▶ [INSTRUCTIONS TO FOLLOW]: Gather all lines in the data that hold the string "GRID".

▶ [A block of data]:
● ● ● ● ● ● ●
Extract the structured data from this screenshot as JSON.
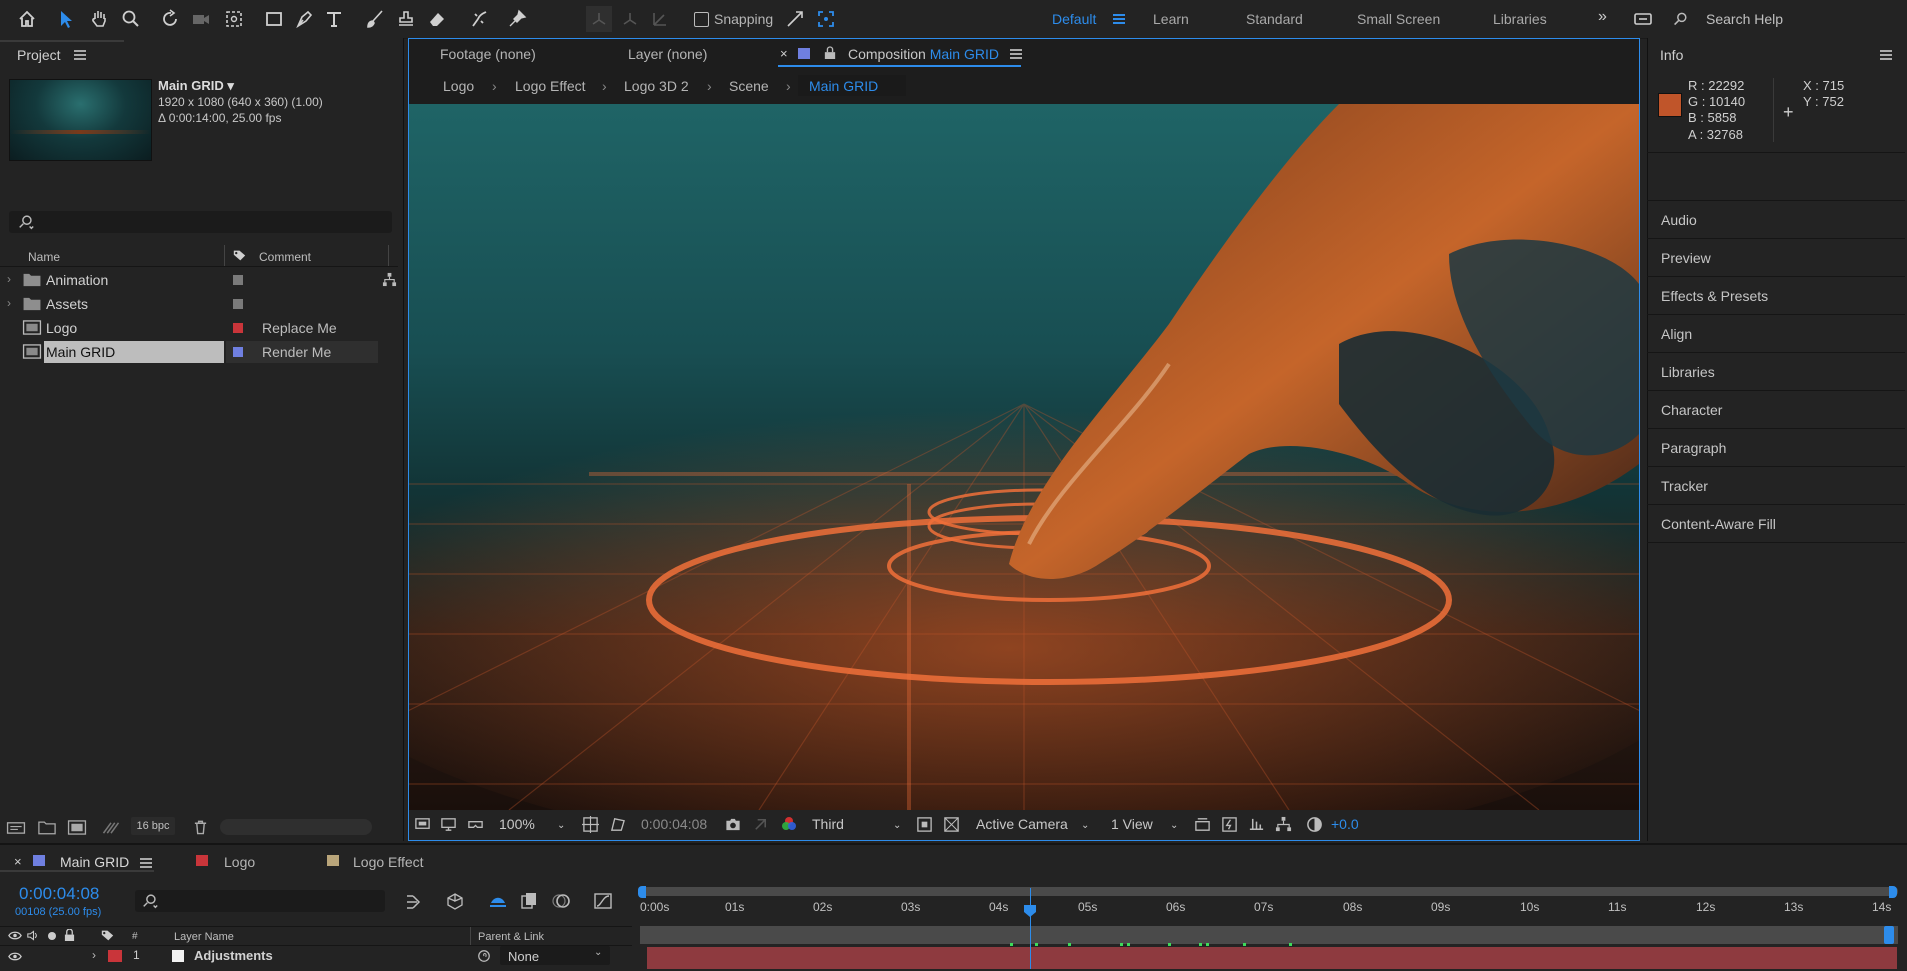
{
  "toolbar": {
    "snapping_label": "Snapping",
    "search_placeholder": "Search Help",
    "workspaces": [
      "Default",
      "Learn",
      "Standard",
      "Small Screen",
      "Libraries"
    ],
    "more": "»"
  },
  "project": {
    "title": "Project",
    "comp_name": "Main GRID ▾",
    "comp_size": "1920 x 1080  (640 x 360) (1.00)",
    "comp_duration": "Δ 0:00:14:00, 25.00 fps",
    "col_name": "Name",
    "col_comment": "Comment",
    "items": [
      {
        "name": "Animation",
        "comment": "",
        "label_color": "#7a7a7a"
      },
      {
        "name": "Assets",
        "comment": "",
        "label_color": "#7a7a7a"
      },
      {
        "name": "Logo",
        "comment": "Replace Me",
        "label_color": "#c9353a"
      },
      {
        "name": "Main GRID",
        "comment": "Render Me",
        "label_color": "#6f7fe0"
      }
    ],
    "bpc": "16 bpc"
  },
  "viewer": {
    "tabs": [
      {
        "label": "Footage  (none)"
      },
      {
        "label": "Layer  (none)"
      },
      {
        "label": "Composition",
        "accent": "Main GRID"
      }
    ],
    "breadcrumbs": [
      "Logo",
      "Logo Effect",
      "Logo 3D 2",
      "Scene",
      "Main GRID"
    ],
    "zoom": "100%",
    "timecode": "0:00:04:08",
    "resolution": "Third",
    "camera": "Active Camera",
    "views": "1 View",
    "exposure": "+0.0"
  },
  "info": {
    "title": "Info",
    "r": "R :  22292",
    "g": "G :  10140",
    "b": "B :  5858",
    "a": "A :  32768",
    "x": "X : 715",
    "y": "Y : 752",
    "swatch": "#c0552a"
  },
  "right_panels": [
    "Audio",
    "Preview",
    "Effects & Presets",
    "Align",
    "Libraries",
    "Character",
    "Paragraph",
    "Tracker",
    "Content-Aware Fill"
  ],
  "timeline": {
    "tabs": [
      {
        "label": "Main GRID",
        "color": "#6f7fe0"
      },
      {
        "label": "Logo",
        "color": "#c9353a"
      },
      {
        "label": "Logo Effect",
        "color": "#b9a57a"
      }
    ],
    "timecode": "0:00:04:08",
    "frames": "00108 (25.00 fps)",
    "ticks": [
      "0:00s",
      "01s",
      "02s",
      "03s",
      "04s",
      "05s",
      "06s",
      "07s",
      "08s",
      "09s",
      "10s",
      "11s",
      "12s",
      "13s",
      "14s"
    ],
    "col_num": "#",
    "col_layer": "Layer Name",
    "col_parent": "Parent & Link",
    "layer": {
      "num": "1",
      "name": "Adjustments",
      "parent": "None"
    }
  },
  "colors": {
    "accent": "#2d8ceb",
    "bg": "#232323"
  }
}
● ● ● ● ● ● ●
▶ [SOLVED EXERCISE]:
    "comp_name": "Main GRID ▾",
        "name": "Main GRID",
        "accent": "Main GRID"
      "Main GRID"
        "label": "Main GRID",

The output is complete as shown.